OBJECTIVE: Reproduce all of the data below without alteration; exclude every picture.

DATA IN THIS EXERCISE:
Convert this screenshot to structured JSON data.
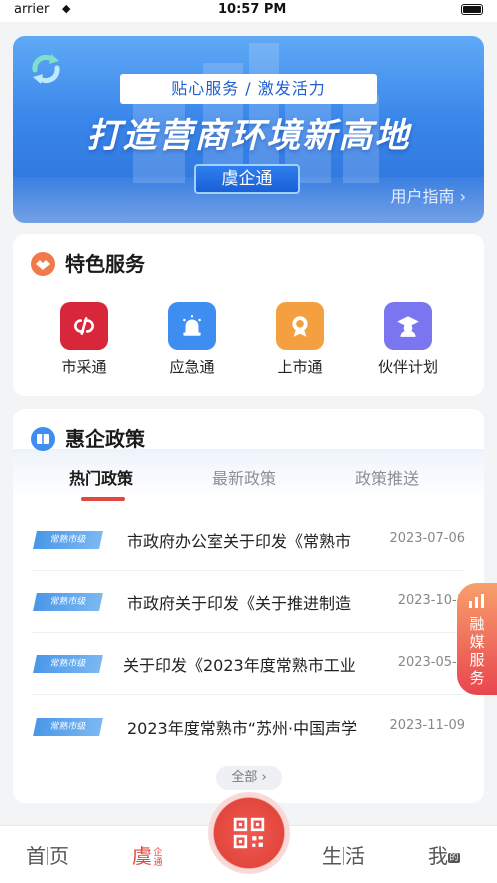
{
  "status_bar": {
    "carrier": "arrier",
    "time": "10:57 PM"
  },
  "banner": {
    "ribbon": "贴心服务 / 激发活力",
    "headline": "打造营商环境新高地",
    "tag": "虞企通",
    "guide_link": "用户指南 ›"
  },
  "services": {
    "title": "特色服务",
    "items": [
      {
        "label": "市采通",
        "icon": "link-icon",
        "color": "#d8263a"
      },
      {
        "label": "应急通",
        "icon": "alarm-icon",
        "color": "#3d8ef0"
      },
      {
        "label": "上市通",
        "icon": "award-icon",
        "color": "#f4a041"
      },
      {
        "label": "伙伴计划",
        "icon": "graduate-icon",
        "color": "#7a76f0"
      }
    ]
  },
  "policy": {
    "title": "惠企政策",
    "tabs": [
      "热门政策",
      "最新政策",
      "政策推送"
    ],
    "active_tab": 0,
    "rows": [
      {
        "badge": "常熟市级",
        "title": "市政府办公室关于印发《常熟市",
        "date": "2023-07-06"
      },
      {
        "badge": "常熟市级",
        "title": "市政府关于印发《关于推进制造",
        "date": "2023-10-1"
      },
      {
        "badge": "常熟市级",
        "title": "关于印发《2023年度常熟市工业",
        "date": "2023-05-2"
      },
      {
        "badge": "常熟市级",
        "title": "2023年度常熟市“苏州·中国声学",
        "date": "2023-11-09"
      }
    ],
    "more_button": "全部 ›"
  },
  "float_side": {
    "label": "融媒服务"
  },
  "tabbar": {
    "home": [
      "首",
      "页"
    ],
    "yu": "虞",
    "yu_small": "企通",
    "life": [
      "生",
      "活"
    ],
    "me": "我",
    "me_small": "的"
  },
  "colors": {
    "accent": "#e2463c",
    "brand_blue": "#2a6fd9"
  }
}
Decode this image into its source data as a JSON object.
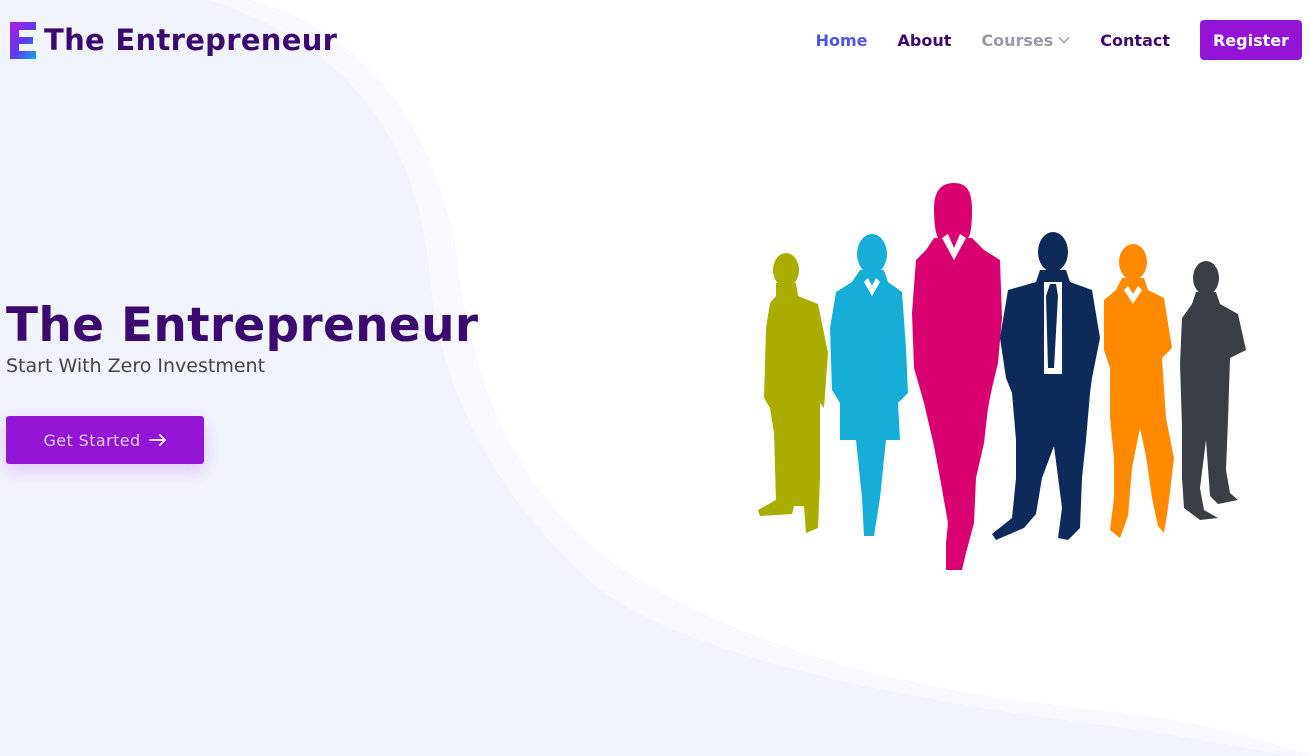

COMPLETED EXERCISE:
Convert this screenshot to structured JSON data.
{
  "status_bar": {
    "carrier": "arrier",
    "time": "10:57 PM"
  },
  "banner": {
    "ribbon": "贴心服务 / 激发活力",
    "headline": "打造营商环境新高地",
    "tag": "虞企通",
    "guide_link": "用户指南 ›"
  },
  "services": {
    "title": "特色服务",
    "items": [
      {
        "label": "市采通",
        "icon": "link-icon",
        "color": "#d8263a"
      },
      {
        "label": "应急通",
        "icon": "alarm-icon",
        "color": "#3d8ef0"
      },
      {
        "label": "上市通",
        "icon": "award-icon",
        "color": "#f4a041"
      },
      {
        "label": "伙伴计划",
        "icon": "graduate-icon",
        "color": "#7a76f0"
      }
    ]
  },
  "policy": {
    "title": "惠企政策",
    "tabs": [
      "热门政策",
      "最新政策",
      "政策推送"
    ],
    "active_tab": 0,
    "rows": [
      {
        "badge": "常熟市级",
        "title": "市政府办公室关于印发《常熟市",
        "date": "2023-07-06"
      },
      {
        "badge": "常熟市级",
        "title": "市政府关于印发《关于推进制造",
        "date": "2023-10-1"
      },
      {
        "badge": "常熟市级",
        "title": "关于印发《2023年度常熟市工业",
        "date": "2023-05-2"
      },
      {
        "badge": "常熟市级",
        "title": "2023年度常熟市“苏州·中国声学",
        "date": "2023-11-09"
      }
    ],
    "more_button": "全部 ›"
  },
  "float_side": {
    "label": "融媒服务"
  },
  "tabbar": {
    "home": [
      "首",
      "页"
    ],
    "yu": "虞",
    "yu_small": "企通",
    "life": [
      "生",
      "活"
    ],
    "me": "我",
    "me_small": "的"
  },
  "colors": {
    "accent": "#e2463c",
    "brand_blue": "#2a6fd9"
  }
}
Decode this image into its source data as a JSON object.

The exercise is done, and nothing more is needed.